*** Provided data ***
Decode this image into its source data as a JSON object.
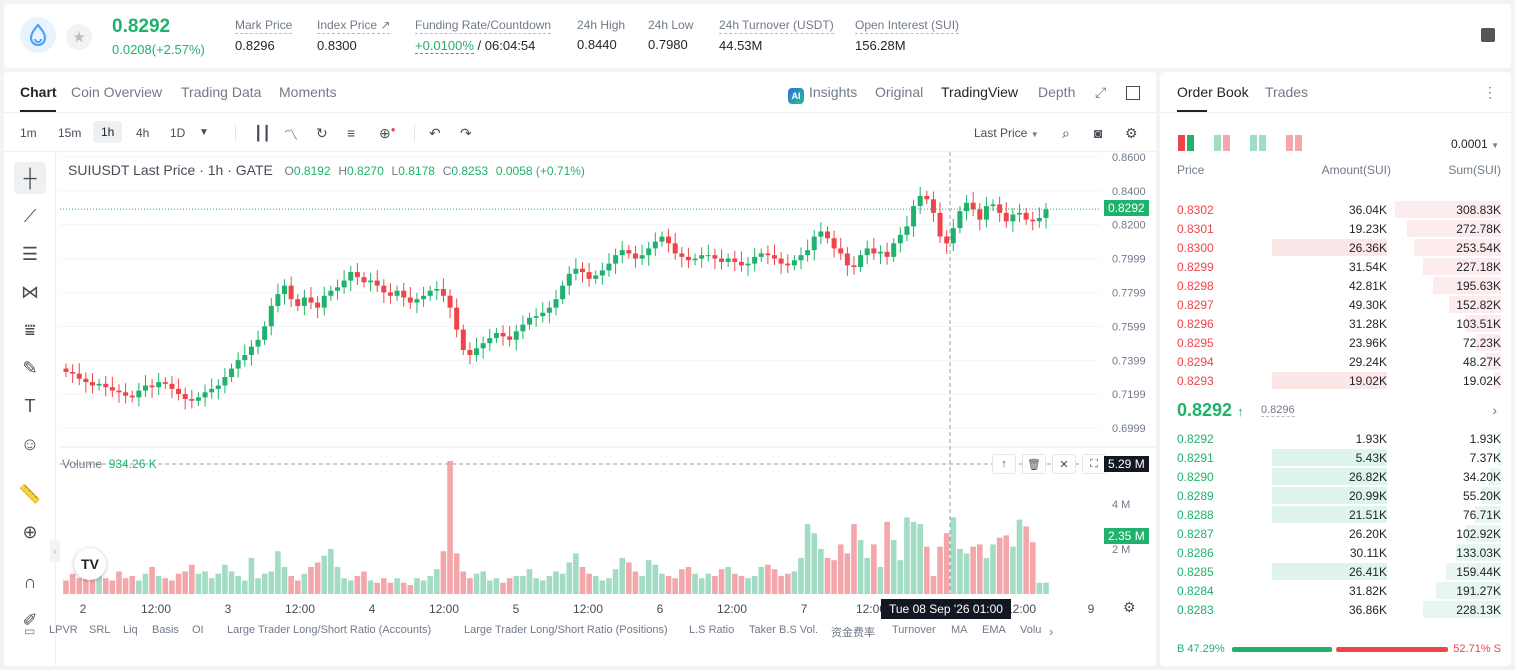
{
  "header": {
    "price": "0.8292",
    "change": "0.0208(+2.57%)",
    "stats": [
      {
        "label": "Mark Price",
        "value": "0.8296"
      },
      {
        "label": "Index Price ↗",
        "value": "0.8300"
      },
      {
        "label": "Funding Rate/Countdown",
        "value_green": "+0.0100%",
        "value": "/ 06:04:54"
      },
      {
        "label": "24h High",
        "value": "0.8440"
      },
      {
        "label": "24h Low",
        "value": "0.7980"
      },
      {
        "label": "24h Turnover (USDT)",
        "value": "44.53M"
      },
      {
        "label": "Open Interest (SUI)",
        "value": "156.28M"
      }
    ]
  },
  "chart_tabs": {
    "tab1": "Chart",
    "tab2": "Coin Overview",
    "tab3": "Trading Data",
    "tab4": "Moments",
    "ai_badge": "AI",
    "insights": "Insights",
    "original": "Original",
    "tradingview": "TradingView",
    "depth": "Depth"
  },
  "timeframes": {
    "t1": "1m",
    "t2": "15m",
    "t3": "1h",
    "t4": "4h",
    "t5": "1D"
  },
  "price_type_selector": "Last Price",
  "legend": {
    "symbol": "SUIUSDT Last Price · 1h · GATE",
    "o_k": "O",
    "o": "0.8192",
    "h_k": "H",
    "h": "0.8270",
    "l_k": "L",
    "l": "0.8178",
    "c_k": "C",
    "c": "0.8253",
    "chg": "0.0058 (+0.71%)"
  },
  "volume_legend": {
    "label": "Volume",
    "value": "934.26 K"
  },
  "crosshair_time": "Tue 08 Sep '26   01:00",
  "price_tags": {
    "last": "0.8292",
    "vol_cursor": "5.29 M",
    "vol_current": "2.35 M"
  },
  "indicators": [
    "LPVR",
    "SRL",
    "Liq",
    "Basis",
    "OI",
    "Large Trader Long/Short Ratio (Accounts)",
    "Large Trader Long/Short Ratio (Positions)",
    "L.S Ratio",
    "Taker B.S Vol.",
    "资金费率",
    "Turnover",
    "MA",
    "EMA",
    "Volu"
  ],
  "chart_data": {
    "type": "candlestick",
    "symbol": "SUIUSDT",
    "interval": "1h",
    "y_ticks": [
      0.86,
      0.84,
      0.82,
      0.7999,
      0.7799,
      0.7599,
      0.7399,
      0.7199,
      0.6999
    ],
    "y_tick_labels": [
      "0.8600",
      "0.8400",
      "0.8200",
      "0.7999",
      "0.7799",
      "0.7599",
      "0.7399",
      "0.7199",
      "0.6999"
    ],
    "x_tick_labels": [
      "2",
      "12:00",
      "3",
      "12:00",
      "4",
      "12:00",
      "5",
      "12:00",
      "6",
      "12:00",
      "7",
      "12:00",
      "8",
      "12:00",
      "9"
    ],
    "volume_ticks": [
      "4 M",
      "2 M"
    ],
    "close_series": [
      0.733,
      0.732,
      0.729,
      0.727,
      0.725,
      0.726,
      0.724,
      0.722,
      0.721,
      0.719,
      0.718,
      0.722,
      0.725,
      0.724,
      0.727,
      0.726,
      0.723,
      0.72,
      0.717,
      0.716,
      0.718,
      0.721,
      0.723,
      0.725,
      0.73,
      0.735,
      0.74,
      0.743,
      0.748,
      0.752,
      0.76,
      0.772,
      0.779,
      0.784,
      0.776,
      0.772,
      0.777,
      0.774,
      0.771,
      0.778,
      0.781,
      0.783,
      0.787,
      0.792,
      0.789,
      0.786,
      0.787,
      0.784,
      0.78,
      0.778,
      0.781,
      0.777,
      0.774,
      0.776,
      0.778,
      0.781,
      0.782,
      0.778,
      0.771,
      0.758,
      0.746,
      0.743,
      0.747,
      0.75,
      0.753,
      0.756,
      0.754,
      0.752,
      0.757,
      0.761,
      0.765,
      0.766,
      0.768,
      0.771,
      0.776,
      0.784,
      0.791,
      0.794,
      0.792,
      0.788,
      0.79,
      0.793,
      0.797,
      0.802,
      0.805,
      0.803,
      0.8,
      0.802,
      0.806,
      0.81,
      0.813,
      0.809,
      0.803,
      0.801,
      0.799,
      0.8,
      0.802,
      0.802,
      0.8,
      0.798,
      0.8,
      0.798,
      0.796,
      0.797,
      0.801,
      0.803,
      0.802,
      0.8,
      0.797,
      0.796,
      0.799,
      0.802,
      0.805,
      0.813,
      0.816,
      0.812,
      0.806,
      0.803,
      0.796,
      0.795,
      0.802,
      0.806,
      0.803,
      0.804,
      0.801,
      0.809,
      0.814,
      0.819,
      0.831,
      0.837,
      0.835,
      0.827,
      0.813,
      0.809,
      0.818,
      0.828,
      0.833,
      0.829,
      0.823,
      0.831,
      0.832,
      0.827,
      0.822,
      0.826,
      0.827,
      0.823,
      0.822,
      0.824,
      0.829
    ],
    "volume_series": [
      0.6,
      0.9,
      0.7,
      0.9,
      1.3,
      0.9,
      0.7,
      0.6,
      1.0,
      0.7,
      0.8,
      0.6,
      0.9,
      1.2,
      0.8,
      0.7,
      0.6,
      0.9,
      1.0,
      1.3,
      0.9,
      1.0,
      0.7,
      0.9,
      1.3,
      1.0,
      0.8,
      0.6,
      1.6,
      0.7,
      0.9,
      1.0,
      1.9,
      1.2,
      0.8,
      0.6,
      0.9,
      1.2,
      1.4,
      1.7,
      2.0,
      1.2,
      0.7,
      0.6,
      0.8,
      1.0,
      0.6,
      0.5,
      0.7,
      0.5,
      0.7,
      0.5,
      0.4,
      0.7,
      0.6,
      0.8,
      1.1,
      1.9,
      5.9,
      1.8,
      1.0,
      0.7,
      0.9,
      1.0,
      0.6,
      0.7,
      0.5,
      0.7,
      0.8,
      0.8,
      1.1,
      0.7,
      0.6,
      0.8,
      1.0,
      0.9,
      1.4,
      1.8,
      1.2,
      0.9,
      0.8,
      0.6,
      0.7,
      1.1,
      1.6,
      1.4,
      1.0,
      0.8,
      1.5,
      1.3,
      0.9,
      0.8,
      0.7,
      1.1,
      1.2,
      0.9,
      0.7,
      0.9,
      0.8,
      1.1,
      1.2,
      0.9,
      0.8,
      0.7,
      0.8,
      1.2,
      1.3,
      1.1,
      0.8,
      0.9,
      1.0,
      1.6,
      3.1,
      2.7,
      2.0,
      1.6,
      1.5,
      2.2,
      1.8,
      3.1,
      2.4,
      1.6,
      2.2,
      1.2,
      3.2,
      2.4,
      1.5,
      3.4,
      3.2,
      3.1,
      2.1,
      0.8,
      2.1,
      2.7,
      3.4,
      2.0,
      1.8,
      2.1,
      2.2,
      1.6,
      2.2,
      2.5,
      2.6,
      2.1,
      3.3,
      3.0,
      2.3
    ]
  },
  "orderbook": {
    "tab_ob": "Order Book",
    "tab_trades": "Trades",
    "precision": "0.0001",
    "headers": {
      "price": "Price",
      "amount": "Amount(SUI)",
      "sum": "Sum(SUI)"
    },
    "asks": [
      {
        "price": "0.8302",
        "amount": "36.04K",
        "sum": "308.83K",
        "amt_frac": 0.0,
        "sum_frac": 0.73
      },
      {
        "price": "0.8301",
        "amount": "19.23K",
        "sum": "272.78K",
        "amt_frac": 0.0,
        "sum_frac": 0.65
      },
      {
        "price": "0.8300",
        "amount": "26.36K",
        "sum": "253.54K",
        "amt_frac": 0.42,
        "sum_frac": 0.6
      },
      {
        "price": "0.8299",
        "amount": "31.54K",
        "sum": "227.18K",
        "amt_frac": 0.0,
        "sum_frac": 0.54
      },
      {
        "price": "0.8298",
        "amount": "42.81K",
        "sum": "195.63K",
        "amt_frac": 0.0,
        "sum_frac": 0.47
      },
      {
        "price": "0.8297",
        "amount": "49.30K",
        "sum": "152.82K",
        "amt_frac": 0.0,
        "sum_frac": 0.36
      },
      {
        "price": "0.8296",
        "amount": "31.28K",
        "sum": "103.51K",
        "amt_frac": 0.0,
        "sum_frac": 0.25
      },
      {
        "price": "0.8295",
        "amount": "23.96K",
        "sum": "72.23K",
        "amt_frac": 0.0,
        "sum_frac": 0.17
      },
      {
        "price": "0.8294",
        "amount": "29.24K",
        "sum": "48.27K",
        "amt_frac": 0.0,
        "sum_frac": 0.11
      },
      {
        "price": "0.8293",
        "amount": "19.02K",
        "sum": "19.02K",
        "amt_frac": 0.42,
        "sum_frac": 0.05
      }
    ],
    "mid_price": "0.8292",
    "mid_arrow": "↑",
    "mid_mark": "0.8296",
    "bids": [
      {
        "price": "0.8292",
        "amount": "1.93K",
        "sum": "1.93K",
        "amt_frac": 0.0,
        "sum_frac": 0.01
      },
      {
        "price": "0.8291",
        "amount": "5.43K",
        "sum": "7.37K",
        "amt_frac": 0.42,
        "sum_frac": 0.02
      },
      {
        "price": "0.8290",
        "amount": "26.82K",
        "sum": "34.20K",
        "amt_frac": 0.42,
        "sum_frac": 0.08
      },
      {
        "price": "0.8289",
        "amount": "20.99K",
        "sum": "55.20K",
        "amt_frac": 0.42,
        "sum_frac": 0.13
      },
      {
        "price": "0.8288",
        "amount": "21.51K",
        "sum": "76.71K",
        "amt_frac": 0.42,
        "sum_frac": 0.18
      },
      {
        "price": "0.8287",
        "amount": "26.20K",
        "sum": "102.92K",
        "amt_frac": 0.0,
        "sum_frac": 0.24
      },
      {
        "price": "0.8286",
        "amount": "30.11K",
        "sum": "133.03K",
        "amt_frac": 0.0,
        "sum_frac": 0.31
      },
      {
        "price": "0.8285",
        "amount": "26.41K",
        "sum": "159.44K",
        "amt_frac": 0.42,
        "sum_frac": 0.38
      },
      {
        "price": "0.8284",
        "amount": "31.82K",
        "sum": "191.27K",
        "amt_frac": 0.0,
        "sum_frac": 0.45
      },
      {
        "price": "0.8283",
        "amount": "36.86K",
        "sum": "228.13K",
        "amt_frac": 0.0,
        "sum_frac": 0.54
      }
    ],
    "buy_ratio": "B 47.29%",
    "sell_ratio": "52.71% S",
    "buy_frac": 0.4729
  },
  "colors": {
    "up": "#20b26c",
    "down": "#ef454a",
    "up_light": "#a3dcc4",
    "down_light": "#f3a7ab"
  }
}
***
Set problem:
Find every line with the word "Trader" and state how many there are, with no other words.

Expected answer:
2